-- RECORDS SUPPLIED start --
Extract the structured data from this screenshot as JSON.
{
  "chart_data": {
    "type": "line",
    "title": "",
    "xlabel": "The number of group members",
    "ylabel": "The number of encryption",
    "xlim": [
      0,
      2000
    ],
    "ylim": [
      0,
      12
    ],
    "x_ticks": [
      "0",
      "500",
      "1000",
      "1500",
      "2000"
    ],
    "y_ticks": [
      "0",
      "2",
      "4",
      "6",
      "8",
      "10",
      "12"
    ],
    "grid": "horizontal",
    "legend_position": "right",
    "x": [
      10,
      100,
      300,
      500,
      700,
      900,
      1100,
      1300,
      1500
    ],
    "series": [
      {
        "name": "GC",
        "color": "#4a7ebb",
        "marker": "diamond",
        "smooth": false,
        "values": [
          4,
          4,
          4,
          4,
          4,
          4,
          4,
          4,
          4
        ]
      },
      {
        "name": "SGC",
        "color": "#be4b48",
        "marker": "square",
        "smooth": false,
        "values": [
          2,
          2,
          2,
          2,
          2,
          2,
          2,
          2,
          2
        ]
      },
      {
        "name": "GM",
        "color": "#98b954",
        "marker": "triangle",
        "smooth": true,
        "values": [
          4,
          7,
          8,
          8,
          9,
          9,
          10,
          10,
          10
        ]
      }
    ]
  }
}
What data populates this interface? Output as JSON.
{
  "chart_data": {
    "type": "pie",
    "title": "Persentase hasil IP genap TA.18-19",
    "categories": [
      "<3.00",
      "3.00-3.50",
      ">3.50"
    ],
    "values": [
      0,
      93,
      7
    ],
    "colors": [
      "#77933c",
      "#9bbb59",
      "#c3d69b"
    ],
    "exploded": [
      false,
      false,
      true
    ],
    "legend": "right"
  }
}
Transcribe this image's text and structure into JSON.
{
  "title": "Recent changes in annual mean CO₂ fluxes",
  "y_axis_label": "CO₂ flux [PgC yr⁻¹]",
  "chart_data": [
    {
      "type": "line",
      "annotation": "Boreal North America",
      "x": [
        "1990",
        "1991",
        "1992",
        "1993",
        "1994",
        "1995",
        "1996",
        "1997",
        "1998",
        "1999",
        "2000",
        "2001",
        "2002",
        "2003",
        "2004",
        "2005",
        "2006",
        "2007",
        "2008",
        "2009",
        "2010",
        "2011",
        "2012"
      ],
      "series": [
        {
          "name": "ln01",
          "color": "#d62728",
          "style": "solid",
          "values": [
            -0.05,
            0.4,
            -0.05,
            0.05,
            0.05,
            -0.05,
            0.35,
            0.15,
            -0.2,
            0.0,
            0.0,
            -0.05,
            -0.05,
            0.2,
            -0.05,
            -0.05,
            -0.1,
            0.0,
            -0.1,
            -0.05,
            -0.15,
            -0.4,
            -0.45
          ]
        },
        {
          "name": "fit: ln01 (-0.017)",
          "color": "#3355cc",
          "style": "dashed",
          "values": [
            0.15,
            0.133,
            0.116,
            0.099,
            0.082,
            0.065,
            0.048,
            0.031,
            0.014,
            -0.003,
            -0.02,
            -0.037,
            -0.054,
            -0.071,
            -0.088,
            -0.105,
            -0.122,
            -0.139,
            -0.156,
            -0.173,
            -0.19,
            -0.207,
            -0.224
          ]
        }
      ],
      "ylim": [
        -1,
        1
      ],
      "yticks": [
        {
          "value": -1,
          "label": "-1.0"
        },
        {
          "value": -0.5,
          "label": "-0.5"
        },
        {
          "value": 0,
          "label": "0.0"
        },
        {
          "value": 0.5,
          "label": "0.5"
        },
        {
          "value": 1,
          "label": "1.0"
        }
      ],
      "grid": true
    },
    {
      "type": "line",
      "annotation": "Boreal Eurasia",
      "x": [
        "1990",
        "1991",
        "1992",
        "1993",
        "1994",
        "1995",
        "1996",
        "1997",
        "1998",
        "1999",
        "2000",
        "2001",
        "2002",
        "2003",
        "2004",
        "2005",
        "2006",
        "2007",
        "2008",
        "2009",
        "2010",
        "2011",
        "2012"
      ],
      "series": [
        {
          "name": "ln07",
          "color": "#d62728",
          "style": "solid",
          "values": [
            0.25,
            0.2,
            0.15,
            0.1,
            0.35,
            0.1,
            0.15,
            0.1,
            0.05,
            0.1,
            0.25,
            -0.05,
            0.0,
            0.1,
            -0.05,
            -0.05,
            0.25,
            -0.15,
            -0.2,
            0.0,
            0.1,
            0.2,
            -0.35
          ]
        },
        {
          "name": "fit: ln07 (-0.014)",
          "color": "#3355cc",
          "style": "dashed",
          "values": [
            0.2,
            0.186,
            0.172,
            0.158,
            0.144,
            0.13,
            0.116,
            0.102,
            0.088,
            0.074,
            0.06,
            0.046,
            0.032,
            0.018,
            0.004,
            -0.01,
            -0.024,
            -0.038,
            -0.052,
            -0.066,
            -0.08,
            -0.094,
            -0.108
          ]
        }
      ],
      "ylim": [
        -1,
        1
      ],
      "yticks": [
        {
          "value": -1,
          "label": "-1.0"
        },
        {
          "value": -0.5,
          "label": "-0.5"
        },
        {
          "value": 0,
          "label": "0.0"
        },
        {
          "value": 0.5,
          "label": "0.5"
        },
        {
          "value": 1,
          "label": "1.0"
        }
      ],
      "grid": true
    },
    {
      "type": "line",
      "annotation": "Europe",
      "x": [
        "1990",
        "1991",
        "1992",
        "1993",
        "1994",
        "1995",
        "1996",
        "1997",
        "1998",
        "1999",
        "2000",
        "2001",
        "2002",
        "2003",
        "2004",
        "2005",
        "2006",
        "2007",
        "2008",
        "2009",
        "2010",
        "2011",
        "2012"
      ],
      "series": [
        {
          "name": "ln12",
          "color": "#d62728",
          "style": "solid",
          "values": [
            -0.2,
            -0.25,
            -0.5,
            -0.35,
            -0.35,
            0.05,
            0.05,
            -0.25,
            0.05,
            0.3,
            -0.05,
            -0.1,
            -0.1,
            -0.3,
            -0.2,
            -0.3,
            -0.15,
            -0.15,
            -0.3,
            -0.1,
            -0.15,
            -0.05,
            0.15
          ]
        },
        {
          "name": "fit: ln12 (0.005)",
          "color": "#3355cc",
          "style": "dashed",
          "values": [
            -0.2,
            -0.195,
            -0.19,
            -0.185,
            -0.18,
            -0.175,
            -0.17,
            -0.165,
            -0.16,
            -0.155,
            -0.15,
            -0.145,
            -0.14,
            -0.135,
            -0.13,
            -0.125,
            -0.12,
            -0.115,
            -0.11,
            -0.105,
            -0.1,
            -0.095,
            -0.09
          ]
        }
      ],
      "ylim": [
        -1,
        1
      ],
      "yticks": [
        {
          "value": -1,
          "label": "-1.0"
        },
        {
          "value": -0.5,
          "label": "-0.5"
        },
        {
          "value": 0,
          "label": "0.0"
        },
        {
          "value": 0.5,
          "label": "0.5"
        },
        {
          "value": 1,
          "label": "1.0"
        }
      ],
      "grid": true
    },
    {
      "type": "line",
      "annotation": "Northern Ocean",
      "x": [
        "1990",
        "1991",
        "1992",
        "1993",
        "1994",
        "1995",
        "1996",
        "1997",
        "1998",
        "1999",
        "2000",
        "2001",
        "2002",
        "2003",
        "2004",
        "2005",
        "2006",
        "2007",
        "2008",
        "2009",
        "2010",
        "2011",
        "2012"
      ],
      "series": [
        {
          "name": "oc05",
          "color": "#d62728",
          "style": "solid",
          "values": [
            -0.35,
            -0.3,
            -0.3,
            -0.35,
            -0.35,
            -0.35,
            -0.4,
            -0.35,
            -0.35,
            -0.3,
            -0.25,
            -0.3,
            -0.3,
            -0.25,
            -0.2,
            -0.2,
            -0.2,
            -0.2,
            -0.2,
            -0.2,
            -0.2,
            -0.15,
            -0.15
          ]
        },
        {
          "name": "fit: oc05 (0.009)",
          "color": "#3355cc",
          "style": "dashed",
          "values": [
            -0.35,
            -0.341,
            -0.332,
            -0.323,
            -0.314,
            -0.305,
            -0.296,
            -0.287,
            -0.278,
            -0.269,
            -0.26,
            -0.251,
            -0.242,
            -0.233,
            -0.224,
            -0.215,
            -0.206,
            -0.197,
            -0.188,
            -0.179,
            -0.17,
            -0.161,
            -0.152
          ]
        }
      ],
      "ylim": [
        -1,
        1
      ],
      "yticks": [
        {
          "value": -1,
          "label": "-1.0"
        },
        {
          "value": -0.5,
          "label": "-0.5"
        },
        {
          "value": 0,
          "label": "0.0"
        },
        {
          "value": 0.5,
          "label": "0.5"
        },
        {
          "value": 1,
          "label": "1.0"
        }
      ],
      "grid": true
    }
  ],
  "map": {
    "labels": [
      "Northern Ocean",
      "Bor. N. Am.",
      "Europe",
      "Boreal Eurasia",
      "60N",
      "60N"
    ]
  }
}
-- RECORDS SUPPLIED end --
Copy out each line of the data where the string "marker" appears.

        "marker": "diamond",
        "marker": "square",
        "marker": "triangle",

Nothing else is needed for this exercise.